- _WHAT TO DO_
Using the listing below, select the lines with the word "Schwindg" and copy them.

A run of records

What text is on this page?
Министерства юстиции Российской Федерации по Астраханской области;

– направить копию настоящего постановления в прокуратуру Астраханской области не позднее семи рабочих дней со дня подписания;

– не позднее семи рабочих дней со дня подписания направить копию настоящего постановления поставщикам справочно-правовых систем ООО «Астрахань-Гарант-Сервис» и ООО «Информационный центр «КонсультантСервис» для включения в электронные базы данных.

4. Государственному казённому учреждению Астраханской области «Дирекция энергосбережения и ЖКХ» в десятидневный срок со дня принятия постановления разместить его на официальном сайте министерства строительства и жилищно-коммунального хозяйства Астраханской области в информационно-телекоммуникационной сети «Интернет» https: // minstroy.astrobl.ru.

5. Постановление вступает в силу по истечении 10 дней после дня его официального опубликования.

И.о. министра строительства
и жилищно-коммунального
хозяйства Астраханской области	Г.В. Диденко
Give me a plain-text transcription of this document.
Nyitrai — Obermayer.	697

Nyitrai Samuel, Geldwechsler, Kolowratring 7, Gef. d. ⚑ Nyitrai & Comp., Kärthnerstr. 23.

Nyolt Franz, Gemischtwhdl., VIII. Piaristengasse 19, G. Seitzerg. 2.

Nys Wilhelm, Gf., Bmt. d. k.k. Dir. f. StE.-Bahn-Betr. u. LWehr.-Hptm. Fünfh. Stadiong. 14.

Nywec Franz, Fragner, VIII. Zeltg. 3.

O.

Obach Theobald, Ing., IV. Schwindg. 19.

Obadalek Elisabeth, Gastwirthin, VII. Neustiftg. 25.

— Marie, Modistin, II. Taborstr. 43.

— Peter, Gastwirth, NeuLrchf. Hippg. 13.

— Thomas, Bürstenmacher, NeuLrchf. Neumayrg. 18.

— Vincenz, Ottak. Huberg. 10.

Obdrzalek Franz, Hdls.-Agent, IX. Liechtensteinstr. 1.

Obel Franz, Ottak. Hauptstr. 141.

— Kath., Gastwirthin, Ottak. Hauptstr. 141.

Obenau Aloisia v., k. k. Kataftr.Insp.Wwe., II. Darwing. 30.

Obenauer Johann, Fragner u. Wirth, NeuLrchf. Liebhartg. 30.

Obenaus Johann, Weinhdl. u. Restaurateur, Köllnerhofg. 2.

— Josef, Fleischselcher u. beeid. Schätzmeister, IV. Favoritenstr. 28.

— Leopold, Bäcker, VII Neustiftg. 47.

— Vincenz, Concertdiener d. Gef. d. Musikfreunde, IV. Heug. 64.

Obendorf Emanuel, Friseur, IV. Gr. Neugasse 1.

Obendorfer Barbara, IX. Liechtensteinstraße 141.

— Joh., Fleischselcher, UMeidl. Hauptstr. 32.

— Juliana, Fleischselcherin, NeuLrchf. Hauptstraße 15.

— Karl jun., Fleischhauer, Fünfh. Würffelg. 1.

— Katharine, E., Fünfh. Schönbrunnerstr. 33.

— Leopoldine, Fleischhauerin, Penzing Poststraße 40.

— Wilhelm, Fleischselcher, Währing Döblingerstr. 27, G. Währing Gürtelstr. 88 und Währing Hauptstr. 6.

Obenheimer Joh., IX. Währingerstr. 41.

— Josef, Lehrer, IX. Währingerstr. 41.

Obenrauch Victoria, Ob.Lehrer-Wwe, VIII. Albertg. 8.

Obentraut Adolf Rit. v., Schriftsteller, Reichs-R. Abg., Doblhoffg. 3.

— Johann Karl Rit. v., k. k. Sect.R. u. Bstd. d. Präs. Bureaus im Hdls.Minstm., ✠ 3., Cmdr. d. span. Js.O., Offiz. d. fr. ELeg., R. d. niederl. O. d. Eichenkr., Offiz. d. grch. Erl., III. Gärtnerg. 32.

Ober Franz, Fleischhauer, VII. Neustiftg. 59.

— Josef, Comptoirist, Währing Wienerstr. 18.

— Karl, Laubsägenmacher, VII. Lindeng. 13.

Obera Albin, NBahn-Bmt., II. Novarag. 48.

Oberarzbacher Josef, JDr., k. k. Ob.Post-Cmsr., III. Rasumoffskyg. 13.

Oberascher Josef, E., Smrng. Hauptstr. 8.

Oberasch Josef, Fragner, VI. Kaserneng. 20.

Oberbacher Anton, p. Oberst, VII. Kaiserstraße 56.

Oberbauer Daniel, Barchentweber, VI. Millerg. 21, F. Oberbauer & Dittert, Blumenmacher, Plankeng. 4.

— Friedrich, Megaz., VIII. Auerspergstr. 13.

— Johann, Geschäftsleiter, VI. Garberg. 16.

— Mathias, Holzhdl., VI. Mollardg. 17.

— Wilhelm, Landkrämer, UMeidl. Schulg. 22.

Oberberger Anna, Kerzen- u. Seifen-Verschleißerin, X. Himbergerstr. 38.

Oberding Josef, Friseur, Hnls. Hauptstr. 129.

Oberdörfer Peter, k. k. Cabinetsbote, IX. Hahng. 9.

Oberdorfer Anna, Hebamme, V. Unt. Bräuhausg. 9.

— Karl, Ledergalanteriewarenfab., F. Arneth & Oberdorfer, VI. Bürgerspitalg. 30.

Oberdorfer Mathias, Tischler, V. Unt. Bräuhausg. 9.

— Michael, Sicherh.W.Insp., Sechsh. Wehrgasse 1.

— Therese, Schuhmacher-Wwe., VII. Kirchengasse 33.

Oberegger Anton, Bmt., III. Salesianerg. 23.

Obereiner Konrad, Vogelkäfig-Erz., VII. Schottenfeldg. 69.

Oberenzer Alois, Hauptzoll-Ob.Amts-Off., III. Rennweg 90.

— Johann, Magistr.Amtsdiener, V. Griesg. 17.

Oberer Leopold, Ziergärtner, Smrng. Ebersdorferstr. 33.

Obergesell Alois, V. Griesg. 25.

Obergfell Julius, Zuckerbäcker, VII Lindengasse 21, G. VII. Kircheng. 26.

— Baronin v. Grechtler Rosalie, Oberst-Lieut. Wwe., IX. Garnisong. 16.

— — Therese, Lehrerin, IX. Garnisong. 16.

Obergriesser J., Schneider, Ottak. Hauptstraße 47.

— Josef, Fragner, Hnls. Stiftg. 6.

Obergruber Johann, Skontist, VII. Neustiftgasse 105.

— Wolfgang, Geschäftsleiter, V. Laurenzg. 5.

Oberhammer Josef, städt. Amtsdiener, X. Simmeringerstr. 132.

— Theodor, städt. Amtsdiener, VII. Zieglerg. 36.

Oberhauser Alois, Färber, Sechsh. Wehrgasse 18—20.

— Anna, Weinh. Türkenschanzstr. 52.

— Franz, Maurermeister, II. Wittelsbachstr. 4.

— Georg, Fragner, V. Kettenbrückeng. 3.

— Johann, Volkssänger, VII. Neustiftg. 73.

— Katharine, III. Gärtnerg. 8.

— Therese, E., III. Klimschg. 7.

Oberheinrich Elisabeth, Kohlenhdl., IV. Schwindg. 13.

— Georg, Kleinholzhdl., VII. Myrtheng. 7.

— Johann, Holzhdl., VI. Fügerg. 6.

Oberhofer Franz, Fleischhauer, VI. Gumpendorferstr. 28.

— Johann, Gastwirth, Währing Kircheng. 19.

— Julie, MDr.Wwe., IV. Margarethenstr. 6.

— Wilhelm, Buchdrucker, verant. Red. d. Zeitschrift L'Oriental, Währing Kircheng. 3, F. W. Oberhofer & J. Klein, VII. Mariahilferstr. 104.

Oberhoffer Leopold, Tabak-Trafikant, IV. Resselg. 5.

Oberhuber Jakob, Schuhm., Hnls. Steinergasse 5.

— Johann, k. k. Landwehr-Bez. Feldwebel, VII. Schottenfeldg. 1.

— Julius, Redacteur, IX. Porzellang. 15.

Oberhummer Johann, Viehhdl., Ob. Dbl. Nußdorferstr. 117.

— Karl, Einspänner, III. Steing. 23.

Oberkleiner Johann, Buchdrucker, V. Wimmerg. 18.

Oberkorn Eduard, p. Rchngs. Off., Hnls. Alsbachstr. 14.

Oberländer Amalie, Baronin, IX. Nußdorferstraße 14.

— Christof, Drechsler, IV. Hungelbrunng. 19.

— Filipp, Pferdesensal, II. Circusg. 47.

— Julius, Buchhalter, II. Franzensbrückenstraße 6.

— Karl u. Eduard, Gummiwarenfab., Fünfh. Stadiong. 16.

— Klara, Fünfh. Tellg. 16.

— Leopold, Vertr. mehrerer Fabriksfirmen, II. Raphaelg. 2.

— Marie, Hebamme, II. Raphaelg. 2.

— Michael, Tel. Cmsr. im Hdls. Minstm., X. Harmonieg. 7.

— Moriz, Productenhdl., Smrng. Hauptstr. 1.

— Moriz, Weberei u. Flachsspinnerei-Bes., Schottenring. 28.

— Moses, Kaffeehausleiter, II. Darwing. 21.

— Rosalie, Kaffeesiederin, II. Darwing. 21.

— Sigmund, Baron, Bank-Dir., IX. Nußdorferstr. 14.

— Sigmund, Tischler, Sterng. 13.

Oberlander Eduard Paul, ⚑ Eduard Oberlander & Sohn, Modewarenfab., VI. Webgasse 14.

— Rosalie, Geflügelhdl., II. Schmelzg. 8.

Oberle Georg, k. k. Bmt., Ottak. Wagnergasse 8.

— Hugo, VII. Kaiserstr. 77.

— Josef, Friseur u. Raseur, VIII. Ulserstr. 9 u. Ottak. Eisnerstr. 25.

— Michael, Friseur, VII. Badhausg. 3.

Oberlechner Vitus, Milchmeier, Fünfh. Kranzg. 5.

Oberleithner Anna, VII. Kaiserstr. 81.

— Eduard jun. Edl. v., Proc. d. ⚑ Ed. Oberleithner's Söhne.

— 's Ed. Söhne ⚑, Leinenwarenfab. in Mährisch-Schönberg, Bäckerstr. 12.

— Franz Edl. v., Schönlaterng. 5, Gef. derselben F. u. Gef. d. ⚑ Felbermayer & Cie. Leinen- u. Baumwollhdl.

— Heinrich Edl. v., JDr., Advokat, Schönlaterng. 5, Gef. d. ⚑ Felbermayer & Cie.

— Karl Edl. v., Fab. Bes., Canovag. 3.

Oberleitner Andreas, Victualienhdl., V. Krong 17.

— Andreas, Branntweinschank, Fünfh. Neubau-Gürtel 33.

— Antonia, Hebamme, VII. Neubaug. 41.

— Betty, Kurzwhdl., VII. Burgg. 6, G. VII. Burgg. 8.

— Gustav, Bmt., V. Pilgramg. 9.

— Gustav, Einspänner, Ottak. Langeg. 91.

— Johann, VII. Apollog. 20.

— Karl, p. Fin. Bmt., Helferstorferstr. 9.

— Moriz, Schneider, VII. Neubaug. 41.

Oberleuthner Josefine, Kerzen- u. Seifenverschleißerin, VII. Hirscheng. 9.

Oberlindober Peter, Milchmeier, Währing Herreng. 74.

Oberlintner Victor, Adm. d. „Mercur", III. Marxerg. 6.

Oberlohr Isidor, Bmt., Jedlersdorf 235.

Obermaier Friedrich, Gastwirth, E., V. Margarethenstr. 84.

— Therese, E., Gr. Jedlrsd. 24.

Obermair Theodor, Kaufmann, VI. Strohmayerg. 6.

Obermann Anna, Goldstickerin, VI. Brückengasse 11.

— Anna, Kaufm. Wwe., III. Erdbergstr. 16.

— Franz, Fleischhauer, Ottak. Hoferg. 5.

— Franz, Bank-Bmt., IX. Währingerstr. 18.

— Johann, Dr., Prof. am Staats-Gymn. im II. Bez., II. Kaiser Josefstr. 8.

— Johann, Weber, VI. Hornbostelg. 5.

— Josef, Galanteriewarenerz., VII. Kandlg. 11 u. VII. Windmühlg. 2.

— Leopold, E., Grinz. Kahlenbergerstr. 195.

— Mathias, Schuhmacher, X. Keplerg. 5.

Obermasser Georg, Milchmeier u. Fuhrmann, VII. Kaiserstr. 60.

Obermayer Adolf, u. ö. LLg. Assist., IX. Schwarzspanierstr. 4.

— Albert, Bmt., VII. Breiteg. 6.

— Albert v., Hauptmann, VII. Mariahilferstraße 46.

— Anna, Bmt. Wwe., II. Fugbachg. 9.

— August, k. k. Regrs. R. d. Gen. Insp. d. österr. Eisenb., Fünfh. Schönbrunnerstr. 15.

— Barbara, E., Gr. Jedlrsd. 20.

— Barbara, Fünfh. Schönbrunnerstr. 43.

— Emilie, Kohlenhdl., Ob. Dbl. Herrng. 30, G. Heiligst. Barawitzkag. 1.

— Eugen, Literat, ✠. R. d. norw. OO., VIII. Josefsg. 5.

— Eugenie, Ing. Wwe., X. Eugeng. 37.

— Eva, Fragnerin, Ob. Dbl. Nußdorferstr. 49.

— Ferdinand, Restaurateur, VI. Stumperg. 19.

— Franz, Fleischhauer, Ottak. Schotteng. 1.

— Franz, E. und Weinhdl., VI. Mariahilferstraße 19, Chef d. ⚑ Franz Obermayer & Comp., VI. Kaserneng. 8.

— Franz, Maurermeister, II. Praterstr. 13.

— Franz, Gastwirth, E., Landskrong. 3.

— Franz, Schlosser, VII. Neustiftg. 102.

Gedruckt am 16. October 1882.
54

- _SOLUTION FOR THIS EXERCISE_
Obach Theobald, Ing., IV. Schwindg. 19.
Oberheinrich Elisabeth, Kohlenhdl., IV. Schwindg. 13.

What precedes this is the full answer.